- _Instructions for the task_
Lines holding the string "name" are the ones to copy; find them all in the data.

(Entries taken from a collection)

--------

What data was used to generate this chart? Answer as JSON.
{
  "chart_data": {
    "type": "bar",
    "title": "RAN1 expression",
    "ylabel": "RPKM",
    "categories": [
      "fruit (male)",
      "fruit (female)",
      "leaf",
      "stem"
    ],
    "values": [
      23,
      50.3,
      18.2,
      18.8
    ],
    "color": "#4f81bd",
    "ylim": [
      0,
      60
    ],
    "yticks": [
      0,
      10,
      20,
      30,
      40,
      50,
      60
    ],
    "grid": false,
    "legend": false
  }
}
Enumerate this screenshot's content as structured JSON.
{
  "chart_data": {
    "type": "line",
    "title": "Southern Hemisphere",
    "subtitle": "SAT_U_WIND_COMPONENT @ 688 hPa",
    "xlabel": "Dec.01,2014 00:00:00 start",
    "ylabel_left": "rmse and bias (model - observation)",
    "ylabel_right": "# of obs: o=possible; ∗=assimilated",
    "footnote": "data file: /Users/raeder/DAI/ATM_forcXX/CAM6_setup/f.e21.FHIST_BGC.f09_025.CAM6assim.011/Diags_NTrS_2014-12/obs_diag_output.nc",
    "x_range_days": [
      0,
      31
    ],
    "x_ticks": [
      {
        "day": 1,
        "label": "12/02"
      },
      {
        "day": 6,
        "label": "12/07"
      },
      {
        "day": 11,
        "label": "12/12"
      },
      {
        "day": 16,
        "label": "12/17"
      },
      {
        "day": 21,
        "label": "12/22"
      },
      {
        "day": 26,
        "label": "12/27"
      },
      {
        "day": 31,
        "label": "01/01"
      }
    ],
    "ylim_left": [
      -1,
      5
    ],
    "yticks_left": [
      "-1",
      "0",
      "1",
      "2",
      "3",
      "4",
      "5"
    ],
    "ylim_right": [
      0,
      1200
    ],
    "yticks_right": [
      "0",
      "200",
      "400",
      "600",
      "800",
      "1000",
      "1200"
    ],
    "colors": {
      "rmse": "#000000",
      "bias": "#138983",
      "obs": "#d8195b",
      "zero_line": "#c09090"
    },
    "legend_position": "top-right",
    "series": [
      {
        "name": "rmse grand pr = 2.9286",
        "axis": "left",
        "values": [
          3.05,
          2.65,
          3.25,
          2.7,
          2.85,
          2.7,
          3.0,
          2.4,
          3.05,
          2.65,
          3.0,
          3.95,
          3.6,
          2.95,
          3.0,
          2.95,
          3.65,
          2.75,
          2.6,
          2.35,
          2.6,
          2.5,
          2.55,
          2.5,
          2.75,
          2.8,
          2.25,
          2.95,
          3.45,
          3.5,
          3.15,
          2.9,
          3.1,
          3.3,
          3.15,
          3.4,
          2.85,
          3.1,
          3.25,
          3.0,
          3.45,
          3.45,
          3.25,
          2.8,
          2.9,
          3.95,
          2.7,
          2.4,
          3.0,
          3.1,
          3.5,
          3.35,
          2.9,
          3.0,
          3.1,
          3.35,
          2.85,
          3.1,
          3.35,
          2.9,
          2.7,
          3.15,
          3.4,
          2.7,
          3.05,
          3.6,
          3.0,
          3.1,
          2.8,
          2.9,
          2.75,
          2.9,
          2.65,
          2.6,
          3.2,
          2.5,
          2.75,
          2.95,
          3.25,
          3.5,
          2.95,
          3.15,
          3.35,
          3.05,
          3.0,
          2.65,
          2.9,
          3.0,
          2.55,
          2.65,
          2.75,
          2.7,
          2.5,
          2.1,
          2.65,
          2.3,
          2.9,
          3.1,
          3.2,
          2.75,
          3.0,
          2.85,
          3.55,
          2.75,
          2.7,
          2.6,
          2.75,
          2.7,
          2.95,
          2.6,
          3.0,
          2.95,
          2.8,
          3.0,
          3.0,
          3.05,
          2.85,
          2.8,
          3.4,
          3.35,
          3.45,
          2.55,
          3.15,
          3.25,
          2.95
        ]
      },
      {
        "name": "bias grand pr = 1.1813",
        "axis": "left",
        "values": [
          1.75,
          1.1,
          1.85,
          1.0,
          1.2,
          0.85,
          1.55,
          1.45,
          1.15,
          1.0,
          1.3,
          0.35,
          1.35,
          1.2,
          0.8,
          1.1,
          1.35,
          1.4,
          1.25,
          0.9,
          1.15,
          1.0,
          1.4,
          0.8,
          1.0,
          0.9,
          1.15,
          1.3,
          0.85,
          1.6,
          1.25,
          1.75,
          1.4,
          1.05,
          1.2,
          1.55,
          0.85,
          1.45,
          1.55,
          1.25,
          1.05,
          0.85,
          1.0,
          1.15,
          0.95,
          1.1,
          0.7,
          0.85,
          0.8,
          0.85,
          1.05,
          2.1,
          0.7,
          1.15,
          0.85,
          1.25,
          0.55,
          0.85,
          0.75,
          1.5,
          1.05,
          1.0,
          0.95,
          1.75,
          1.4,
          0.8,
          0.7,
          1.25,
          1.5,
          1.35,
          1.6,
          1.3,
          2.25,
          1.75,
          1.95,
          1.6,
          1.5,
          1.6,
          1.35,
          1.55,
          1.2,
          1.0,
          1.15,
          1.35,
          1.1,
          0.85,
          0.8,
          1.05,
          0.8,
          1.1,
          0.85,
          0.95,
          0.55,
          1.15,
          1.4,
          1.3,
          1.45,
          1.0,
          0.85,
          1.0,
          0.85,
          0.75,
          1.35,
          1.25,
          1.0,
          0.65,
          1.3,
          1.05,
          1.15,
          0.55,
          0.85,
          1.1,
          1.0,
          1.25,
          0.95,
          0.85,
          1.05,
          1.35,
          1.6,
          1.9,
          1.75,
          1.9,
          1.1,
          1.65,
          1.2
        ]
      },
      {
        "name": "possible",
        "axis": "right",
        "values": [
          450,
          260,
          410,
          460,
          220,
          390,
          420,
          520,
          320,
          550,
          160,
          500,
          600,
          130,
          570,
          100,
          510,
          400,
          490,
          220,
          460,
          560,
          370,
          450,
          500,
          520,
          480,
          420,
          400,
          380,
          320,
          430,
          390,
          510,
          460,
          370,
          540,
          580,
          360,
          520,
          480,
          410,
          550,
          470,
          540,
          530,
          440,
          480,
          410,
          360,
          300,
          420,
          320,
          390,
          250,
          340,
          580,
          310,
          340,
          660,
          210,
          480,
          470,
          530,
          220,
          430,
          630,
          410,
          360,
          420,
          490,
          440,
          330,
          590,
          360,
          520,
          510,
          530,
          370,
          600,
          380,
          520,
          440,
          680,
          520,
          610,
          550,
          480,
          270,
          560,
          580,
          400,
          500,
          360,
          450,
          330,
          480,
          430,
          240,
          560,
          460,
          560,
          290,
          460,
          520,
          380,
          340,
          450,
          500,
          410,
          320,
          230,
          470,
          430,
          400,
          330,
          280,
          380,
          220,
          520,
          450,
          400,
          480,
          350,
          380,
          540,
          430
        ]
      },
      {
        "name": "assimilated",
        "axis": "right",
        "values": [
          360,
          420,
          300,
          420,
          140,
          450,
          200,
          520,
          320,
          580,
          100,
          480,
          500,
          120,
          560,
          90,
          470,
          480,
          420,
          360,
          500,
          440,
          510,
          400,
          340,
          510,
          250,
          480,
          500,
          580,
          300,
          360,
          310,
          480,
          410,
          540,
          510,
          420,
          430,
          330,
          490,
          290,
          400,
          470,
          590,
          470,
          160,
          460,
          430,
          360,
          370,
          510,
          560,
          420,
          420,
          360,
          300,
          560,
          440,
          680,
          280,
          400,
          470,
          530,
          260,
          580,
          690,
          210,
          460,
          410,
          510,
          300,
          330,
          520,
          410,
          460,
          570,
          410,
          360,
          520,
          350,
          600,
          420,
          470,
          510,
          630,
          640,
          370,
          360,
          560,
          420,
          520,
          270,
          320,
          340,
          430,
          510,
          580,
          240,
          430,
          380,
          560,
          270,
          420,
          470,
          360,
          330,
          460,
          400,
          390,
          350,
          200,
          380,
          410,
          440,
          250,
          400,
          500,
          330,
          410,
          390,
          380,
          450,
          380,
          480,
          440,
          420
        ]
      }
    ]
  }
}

--------

- _Correct answer_
        "name": "rmse grand pr = 2.9286",
        "name": "bias grand pr = 1.1813",
        "name": "possible",
        "name": "assimilated",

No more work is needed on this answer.